━━━ RECORDED DATA
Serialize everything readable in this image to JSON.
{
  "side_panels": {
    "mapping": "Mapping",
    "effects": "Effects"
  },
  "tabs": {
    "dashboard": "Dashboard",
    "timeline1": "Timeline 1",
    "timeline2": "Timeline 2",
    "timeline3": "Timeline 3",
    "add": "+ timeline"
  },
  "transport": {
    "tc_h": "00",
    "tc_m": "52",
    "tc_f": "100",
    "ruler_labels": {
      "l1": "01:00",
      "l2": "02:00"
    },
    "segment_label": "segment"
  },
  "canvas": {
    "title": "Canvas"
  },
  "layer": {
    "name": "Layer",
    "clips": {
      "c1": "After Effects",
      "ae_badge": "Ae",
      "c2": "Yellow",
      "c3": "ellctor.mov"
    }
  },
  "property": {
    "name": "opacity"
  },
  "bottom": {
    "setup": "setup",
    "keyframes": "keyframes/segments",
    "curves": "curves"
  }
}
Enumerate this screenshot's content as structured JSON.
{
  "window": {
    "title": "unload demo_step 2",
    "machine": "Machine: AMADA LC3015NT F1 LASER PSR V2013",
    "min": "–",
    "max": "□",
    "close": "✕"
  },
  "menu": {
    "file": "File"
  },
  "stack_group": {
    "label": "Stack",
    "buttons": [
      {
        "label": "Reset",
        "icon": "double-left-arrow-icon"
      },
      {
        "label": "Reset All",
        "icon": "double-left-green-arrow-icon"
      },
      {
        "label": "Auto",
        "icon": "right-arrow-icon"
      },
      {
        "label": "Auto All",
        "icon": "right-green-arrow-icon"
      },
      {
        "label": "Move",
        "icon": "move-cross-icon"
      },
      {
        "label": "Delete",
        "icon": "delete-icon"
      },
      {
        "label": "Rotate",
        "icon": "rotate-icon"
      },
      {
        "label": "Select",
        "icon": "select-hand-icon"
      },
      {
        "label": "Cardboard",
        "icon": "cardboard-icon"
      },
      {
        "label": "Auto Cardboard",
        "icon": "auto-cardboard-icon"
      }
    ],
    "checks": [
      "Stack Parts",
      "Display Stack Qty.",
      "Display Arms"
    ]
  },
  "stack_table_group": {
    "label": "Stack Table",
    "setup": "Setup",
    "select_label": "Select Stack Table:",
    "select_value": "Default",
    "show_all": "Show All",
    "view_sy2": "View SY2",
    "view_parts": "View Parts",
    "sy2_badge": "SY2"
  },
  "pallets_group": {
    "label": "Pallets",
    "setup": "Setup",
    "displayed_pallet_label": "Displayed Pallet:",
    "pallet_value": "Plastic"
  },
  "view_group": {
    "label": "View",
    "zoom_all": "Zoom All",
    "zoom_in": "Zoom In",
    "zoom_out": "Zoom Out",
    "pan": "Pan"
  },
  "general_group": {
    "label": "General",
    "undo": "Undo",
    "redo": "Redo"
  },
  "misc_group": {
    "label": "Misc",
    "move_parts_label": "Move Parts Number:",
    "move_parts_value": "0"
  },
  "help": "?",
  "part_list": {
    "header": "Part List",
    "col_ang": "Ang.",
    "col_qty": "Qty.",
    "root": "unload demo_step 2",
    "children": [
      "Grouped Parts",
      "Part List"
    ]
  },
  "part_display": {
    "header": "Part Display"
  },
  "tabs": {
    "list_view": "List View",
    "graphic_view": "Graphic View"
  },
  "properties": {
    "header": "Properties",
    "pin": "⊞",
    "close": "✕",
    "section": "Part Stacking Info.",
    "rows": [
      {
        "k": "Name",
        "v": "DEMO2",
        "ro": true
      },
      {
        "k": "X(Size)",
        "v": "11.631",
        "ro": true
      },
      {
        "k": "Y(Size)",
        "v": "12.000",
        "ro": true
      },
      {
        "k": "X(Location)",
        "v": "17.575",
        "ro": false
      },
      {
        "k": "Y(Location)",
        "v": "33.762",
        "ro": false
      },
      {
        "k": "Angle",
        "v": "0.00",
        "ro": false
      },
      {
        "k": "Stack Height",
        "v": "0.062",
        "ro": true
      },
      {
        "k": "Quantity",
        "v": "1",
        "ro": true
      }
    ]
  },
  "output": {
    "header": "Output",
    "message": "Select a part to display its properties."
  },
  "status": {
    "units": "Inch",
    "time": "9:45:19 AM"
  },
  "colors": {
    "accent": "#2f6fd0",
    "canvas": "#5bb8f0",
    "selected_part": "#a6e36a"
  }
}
━━━━━━
• _PROBLEM TO SOLVE_:
Copy all data exactly, start to finish.

• _EXERCISE RESULT_:
Serialize everything readable in this image to JSON.
{
  "side_panels": {
    "mapping": "Mapping",
    "effects": "Effects"
  },
  "tabs": {
    "dashboard": "Dashboard",
    "timeline1": "Timeline 1",
    "timeline2": "Timeline 2",
    "timeline3": "Timeline 3",
    "add": "+ timeline"
  },
  "transport": {
    "tc_h": "00",
    "tc_m": "52",
    "tc_f": "100",
    "ruler_labels": {
      "l1": "01:00",
      "l2": "02:00"
    },
    "segment_label": "segment"
  },
  "canvas": {
    "title": "Canvas"
  },
  "layer": {
    "name": "Layer",
    "clips": {
      "c1": "After Effects",
      "ae_badge": "Ae",
      "c2": "Yellow",
      "c3": "ellctor.mov"
    }
  },
  "property": {
    "name": "opacity"
  },
  "bottom": {
    "setup": "setup",
    "keyframes": "keyframes/segments",
    "curves": "curves"
  }
}
Enumerate this screenshot's content as structured JSON.
{
  "window": {
    "title": "unload demo_step 2",
    "machine": "Machine: AMADA LC3015NT F1 LASER PSR V2013",
    "min": "–",
    "max": "□",
    "close": "✕"
  },
  "menu": {
    "file": "File"
  },
  "stack_group": {
    "label": "Stack",
    "buttons": [
      {
        "label": "Reset",
        "icon": "double-left-arrow-icon"
      },
      {
        "label": "Reset All",
        "icon": "double-left-green-arrow-icon"
      },
      {
        "label": "Auto",
        "icon": "right-arrow-icon"
      },
      {
        "label": "Auto All",
        "icon": "right-green-arrow-icon"
      },
      {
        "label": "Move",
        "icon": "move-cross-icon"
      },
      {
        "label": "Delete",
        "icon": "delete-icon"
      },
      {
        "label": "Rotate",
        "icon": "rotate-icon"
      },
      {
        "label": "Select",
        "icon": "select-hand-icon"
      },
      {
        "label": "Cardboard",
        "icon": "cardboard-icon"
      },
      {
        "label": "Auto Cardboard",
        "icon": "auto-cardboard-icon"
      }
    ],
    "checks": [
      "Stack Parts",
      "Display Stack Qty.",
      "Display Arms"
    ]
  },
  "stack_table_group": {
    "label": "Stack Table",
    "setup": "Setup",
    "select_label": "Select Stack Table:",
    "select_value": "Default",
    "show_all": "Show All",
    "view_sy2": "View SY2",
    "view_parts": "View Parts",
    "sy2_badge": "SY2"
  },
  "pallets_group": {
    "label": "Pallets",
    "setup": "Setup",
    "displayed_pallet_label": "Displayed Pallet:",
    "pallet_value": "Plastic"
  },
  "view_group": {
    "label": "View",
    "zoom_all": "Zoom All",
    "zoom_in": "Zoom In",
    "zoom_out": "Zoom Out",
    "pan": "Pan"
  },
  "general_group": {
    "label": "General",
    "undo": "Undo",
    "redo": "Redo"
  },
  "misc_group": {
    "label": "Misc",
    "move_parts_label": "Move Parts Number:",
    "move_parts_value": "0"
  },
  "help": "?",
  "part_list": {
    "header": "Part List",
    "col_ang": "Ang.",
    "col_qty": "Qty.",
    "root": "unload demo_step 2",
    "children": [
      "Grouped Parts",
      "Part List"
    ]
  },
  "part_display": {
    "header": "Part Display"
  },
  "tabs": {
    "list_view": "List View",
    "graphic_view": "Graphic View"
  },
  "properties": {
    "header": "Properties",
    "pin": "⊞",
    "close": "✕",
    "section": "Part Stacking Info.",
    "rows": [
      {
        "k": "Name",
        "v": "DEMO2",
        "ro": true
      },
      {
        "k": "X(Size)",
        "v": "11.631",
        "ro": true
      },
      {
        "k": "Y(Size)",
        "v": "12.000",
        "ro": true
      },
      {
        "k": "X(Location)",
        "v": "17.575",
        "ro": false
      },
      {
        "k": "Y(Location)",
        "v": "33.762",
        "ro": false
      },
      {
        "k": "Angle",
        "v": "0.00",
        "ro": false
      },
      {
        "k": "Stack Height",
        "v": "0.062",
        "ro": true
      },
      {
        "k": "Quantity",
        "v": "1",
        "ro": true
      }
    ]
  },
  "output": {
    "header": "Output",
    "message": "Select a part to display its properties."
  },
  "status": {
    "units": "Inch",
    "time": "9:45:19 AM"
  },
  "colors": {
    "accent": "#2f6fd0",
    "canvas": "#5bb8f0",
    "selected_part": "#a6e36a"
  }
}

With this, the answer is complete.